Items from a data source
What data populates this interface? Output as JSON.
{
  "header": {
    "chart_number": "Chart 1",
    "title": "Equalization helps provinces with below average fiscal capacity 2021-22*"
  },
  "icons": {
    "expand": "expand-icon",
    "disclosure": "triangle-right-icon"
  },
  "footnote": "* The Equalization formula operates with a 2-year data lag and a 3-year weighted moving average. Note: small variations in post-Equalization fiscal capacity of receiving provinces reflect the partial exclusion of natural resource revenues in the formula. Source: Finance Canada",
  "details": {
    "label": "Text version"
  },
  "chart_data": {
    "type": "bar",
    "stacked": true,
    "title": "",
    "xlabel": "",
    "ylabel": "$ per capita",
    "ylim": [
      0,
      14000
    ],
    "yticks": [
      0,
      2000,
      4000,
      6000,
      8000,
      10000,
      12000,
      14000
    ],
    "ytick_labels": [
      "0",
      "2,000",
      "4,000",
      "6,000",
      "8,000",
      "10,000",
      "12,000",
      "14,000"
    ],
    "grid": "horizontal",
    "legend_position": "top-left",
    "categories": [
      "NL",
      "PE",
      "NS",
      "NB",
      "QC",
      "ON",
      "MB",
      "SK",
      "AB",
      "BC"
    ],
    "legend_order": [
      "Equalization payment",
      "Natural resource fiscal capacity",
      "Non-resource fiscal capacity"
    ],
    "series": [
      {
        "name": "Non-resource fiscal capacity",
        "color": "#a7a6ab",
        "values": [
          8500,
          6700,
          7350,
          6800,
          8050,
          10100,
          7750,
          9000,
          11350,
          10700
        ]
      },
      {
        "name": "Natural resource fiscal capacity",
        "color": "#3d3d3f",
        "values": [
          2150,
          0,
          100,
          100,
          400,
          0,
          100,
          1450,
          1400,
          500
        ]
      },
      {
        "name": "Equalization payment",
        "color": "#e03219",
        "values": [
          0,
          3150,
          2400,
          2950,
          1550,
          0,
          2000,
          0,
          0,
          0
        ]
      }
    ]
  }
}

## Exercise goal:
Gather up the lines that contain the word "average".

## Exercise output:
    "title": "Equalization helps provinces with below average fiscal capacity 2021-22*"
  "footnote": "* The Equalization formula operates with a 2-year data lag and a 3-year weighted moving average. Note: small variations in post-Equalization fiscal capacity of receiving provinces reflect the partial exclusion of natural resource revenues in the formula. Source: Finance Canada",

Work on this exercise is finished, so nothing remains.